» Your task:
Extract, from the listing that follows, each line containing the word "name".

-- begin Provided information --

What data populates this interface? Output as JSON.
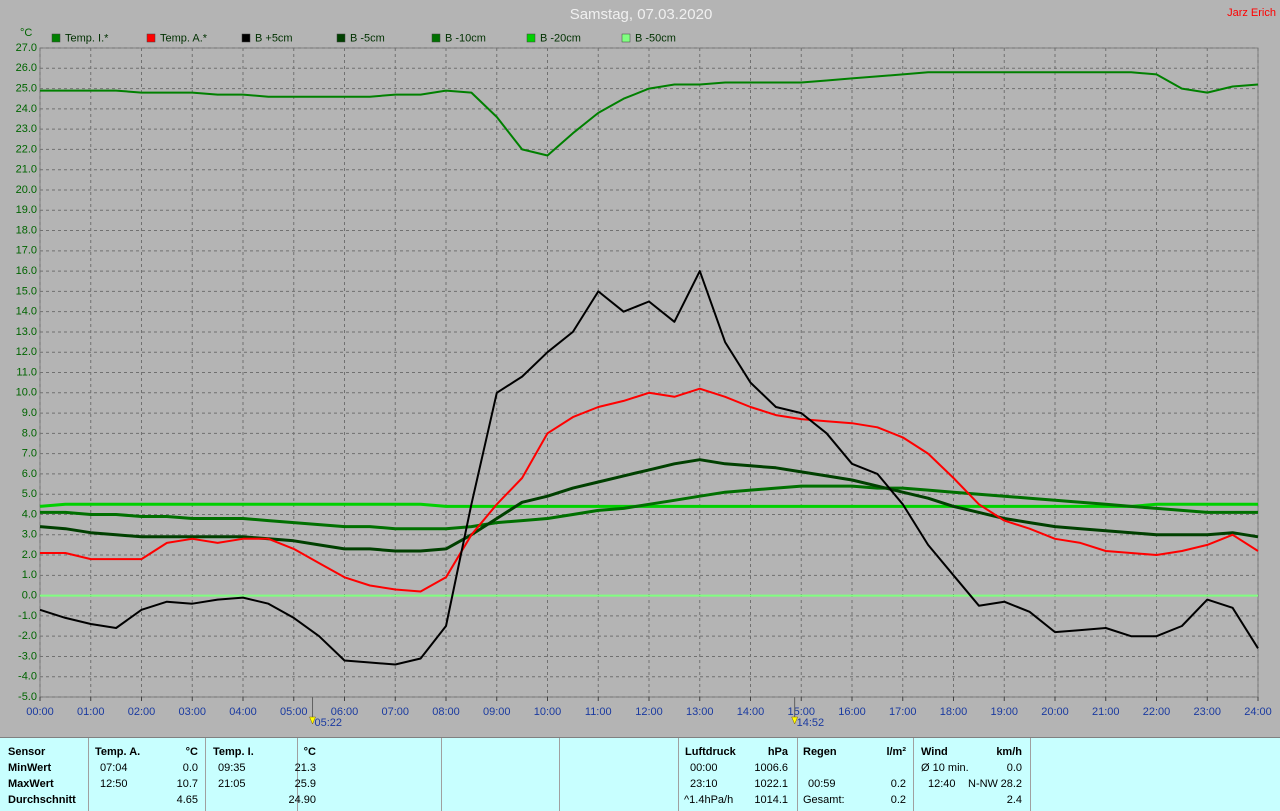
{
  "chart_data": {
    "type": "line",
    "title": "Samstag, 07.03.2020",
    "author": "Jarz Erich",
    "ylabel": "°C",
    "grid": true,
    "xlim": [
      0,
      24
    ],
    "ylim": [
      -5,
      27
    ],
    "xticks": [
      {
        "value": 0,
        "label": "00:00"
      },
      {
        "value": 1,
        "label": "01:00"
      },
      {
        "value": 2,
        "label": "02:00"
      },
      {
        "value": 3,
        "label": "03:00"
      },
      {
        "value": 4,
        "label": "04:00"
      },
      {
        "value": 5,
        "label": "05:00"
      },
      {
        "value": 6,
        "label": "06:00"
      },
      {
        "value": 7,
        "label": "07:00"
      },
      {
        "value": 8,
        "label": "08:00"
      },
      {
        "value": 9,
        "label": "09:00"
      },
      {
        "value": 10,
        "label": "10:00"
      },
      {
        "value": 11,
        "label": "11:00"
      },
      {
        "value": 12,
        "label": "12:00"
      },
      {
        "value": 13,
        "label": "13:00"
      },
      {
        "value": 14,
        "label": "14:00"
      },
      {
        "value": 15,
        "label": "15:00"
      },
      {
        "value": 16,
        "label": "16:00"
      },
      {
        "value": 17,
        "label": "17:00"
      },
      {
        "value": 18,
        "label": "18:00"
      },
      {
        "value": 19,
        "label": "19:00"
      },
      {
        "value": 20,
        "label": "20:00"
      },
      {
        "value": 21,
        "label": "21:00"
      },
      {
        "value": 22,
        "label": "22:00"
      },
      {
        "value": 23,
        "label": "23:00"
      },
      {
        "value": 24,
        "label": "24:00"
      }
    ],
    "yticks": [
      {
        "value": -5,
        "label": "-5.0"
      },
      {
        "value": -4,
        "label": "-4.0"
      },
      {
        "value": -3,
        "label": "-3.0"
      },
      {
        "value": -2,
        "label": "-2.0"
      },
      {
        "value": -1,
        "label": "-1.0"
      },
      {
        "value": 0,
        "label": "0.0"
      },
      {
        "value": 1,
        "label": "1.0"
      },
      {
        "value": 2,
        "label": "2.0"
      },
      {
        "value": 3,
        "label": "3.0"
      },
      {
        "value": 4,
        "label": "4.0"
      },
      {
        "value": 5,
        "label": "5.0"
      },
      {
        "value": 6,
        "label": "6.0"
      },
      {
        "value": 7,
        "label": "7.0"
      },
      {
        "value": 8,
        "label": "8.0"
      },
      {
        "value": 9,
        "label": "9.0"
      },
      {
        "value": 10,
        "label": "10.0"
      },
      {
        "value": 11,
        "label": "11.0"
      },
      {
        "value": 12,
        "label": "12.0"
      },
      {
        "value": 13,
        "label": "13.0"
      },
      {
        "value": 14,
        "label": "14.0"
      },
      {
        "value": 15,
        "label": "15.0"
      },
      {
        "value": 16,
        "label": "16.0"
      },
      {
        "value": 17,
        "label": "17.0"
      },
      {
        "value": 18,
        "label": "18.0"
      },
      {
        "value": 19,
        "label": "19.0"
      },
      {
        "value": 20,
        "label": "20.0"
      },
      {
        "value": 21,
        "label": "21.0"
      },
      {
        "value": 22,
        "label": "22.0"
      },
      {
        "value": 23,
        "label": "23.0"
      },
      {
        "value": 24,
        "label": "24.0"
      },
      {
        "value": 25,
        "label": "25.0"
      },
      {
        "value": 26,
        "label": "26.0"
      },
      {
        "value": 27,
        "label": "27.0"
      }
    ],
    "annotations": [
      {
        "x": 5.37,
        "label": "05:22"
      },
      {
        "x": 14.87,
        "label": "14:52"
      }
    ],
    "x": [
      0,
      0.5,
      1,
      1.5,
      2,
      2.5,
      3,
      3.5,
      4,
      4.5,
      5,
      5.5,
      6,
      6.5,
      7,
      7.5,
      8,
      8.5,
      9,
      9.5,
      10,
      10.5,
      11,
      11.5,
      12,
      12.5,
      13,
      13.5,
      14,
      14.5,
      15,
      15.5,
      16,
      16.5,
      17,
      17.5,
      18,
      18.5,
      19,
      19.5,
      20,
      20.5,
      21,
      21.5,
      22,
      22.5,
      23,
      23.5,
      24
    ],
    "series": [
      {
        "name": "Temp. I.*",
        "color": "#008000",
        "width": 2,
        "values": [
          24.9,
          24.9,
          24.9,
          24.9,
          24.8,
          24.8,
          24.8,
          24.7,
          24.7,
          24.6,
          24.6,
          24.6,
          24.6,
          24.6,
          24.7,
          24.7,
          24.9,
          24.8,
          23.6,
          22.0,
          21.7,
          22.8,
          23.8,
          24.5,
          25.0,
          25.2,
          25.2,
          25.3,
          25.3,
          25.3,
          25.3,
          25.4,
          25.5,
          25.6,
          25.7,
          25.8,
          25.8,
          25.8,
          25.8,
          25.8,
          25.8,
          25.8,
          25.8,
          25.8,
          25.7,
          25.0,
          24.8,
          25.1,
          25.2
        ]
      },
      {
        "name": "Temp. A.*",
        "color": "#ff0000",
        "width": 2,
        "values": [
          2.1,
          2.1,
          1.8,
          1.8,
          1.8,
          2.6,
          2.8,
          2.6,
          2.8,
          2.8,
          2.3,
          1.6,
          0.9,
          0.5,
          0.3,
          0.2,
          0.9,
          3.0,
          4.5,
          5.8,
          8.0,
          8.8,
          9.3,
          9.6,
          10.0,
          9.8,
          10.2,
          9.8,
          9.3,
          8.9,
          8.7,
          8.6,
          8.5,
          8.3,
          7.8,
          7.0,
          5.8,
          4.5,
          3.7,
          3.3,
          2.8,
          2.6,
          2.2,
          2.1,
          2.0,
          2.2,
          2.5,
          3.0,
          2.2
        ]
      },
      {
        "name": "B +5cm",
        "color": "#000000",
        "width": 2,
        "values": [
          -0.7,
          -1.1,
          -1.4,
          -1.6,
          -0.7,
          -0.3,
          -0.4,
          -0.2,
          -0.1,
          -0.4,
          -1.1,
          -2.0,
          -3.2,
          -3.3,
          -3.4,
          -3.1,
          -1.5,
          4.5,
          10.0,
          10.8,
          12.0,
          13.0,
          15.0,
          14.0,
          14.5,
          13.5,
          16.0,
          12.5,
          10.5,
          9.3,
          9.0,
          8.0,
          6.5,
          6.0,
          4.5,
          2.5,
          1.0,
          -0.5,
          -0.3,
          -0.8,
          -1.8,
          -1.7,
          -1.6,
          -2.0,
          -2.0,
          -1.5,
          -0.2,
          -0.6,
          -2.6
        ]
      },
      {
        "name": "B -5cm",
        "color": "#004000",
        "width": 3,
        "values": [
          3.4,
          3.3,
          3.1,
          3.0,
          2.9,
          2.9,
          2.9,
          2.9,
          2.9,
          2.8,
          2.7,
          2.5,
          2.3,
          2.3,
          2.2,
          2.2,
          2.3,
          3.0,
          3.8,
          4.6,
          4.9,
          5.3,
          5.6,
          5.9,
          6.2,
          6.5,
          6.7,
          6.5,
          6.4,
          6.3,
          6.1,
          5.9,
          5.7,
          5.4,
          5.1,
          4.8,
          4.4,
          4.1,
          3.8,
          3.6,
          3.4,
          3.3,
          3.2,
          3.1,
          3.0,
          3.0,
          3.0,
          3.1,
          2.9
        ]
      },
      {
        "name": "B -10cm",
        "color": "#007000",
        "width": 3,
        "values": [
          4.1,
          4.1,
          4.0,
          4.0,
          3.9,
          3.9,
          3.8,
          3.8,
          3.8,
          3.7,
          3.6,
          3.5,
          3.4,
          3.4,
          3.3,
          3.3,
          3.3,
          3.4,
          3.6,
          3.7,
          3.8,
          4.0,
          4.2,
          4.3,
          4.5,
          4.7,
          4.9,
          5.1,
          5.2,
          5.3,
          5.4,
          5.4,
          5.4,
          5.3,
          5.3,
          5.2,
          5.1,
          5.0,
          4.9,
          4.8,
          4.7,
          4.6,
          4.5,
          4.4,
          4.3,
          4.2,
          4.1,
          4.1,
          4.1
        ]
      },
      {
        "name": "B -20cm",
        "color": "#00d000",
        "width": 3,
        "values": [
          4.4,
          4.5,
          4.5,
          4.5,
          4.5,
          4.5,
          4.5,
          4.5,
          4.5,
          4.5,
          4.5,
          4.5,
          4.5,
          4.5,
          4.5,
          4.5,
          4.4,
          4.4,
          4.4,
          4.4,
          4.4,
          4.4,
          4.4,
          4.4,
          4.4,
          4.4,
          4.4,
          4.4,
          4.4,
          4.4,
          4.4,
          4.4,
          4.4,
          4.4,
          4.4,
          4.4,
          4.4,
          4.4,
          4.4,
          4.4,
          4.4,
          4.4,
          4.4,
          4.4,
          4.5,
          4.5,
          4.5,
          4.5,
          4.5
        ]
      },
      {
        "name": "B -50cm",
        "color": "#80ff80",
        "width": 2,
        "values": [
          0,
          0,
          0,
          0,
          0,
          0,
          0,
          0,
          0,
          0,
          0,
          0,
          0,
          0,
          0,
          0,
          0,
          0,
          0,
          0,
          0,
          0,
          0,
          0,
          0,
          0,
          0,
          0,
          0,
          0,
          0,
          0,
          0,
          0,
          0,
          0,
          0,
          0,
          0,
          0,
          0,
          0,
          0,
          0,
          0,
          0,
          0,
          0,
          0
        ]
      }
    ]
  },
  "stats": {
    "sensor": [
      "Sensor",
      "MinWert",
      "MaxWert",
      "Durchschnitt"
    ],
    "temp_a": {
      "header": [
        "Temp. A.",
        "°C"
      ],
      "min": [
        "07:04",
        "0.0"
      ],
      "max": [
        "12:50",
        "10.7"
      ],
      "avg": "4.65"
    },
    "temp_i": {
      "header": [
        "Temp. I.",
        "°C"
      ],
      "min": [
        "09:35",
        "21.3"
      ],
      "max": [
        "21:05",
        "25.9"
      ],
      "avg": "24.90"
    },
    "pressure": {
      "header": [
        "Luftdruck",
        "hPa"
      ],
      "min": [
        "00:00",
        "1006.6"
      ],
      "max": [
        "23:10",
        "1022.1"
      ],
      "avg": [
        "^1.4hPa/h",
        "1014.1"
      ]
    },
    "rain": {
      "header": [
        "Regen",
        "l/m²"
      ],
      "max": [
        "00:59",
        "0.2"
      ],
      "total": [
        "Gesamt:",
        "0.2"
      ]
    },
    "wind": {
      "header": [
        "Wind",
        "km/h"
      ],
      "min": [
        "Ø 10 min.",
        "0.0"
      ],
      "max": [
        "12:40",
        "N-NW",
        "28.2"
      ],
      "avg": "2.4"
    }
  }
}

-- end Provided information --

» Result:
        "name": "Temp. I.*",
        "name": "Temp. A.*",
        "name": "B +5cm",
        "name": "B -5cm",
        "name": "B -10cm",
        "name": "B -20cm",
        "name": "B -50cm",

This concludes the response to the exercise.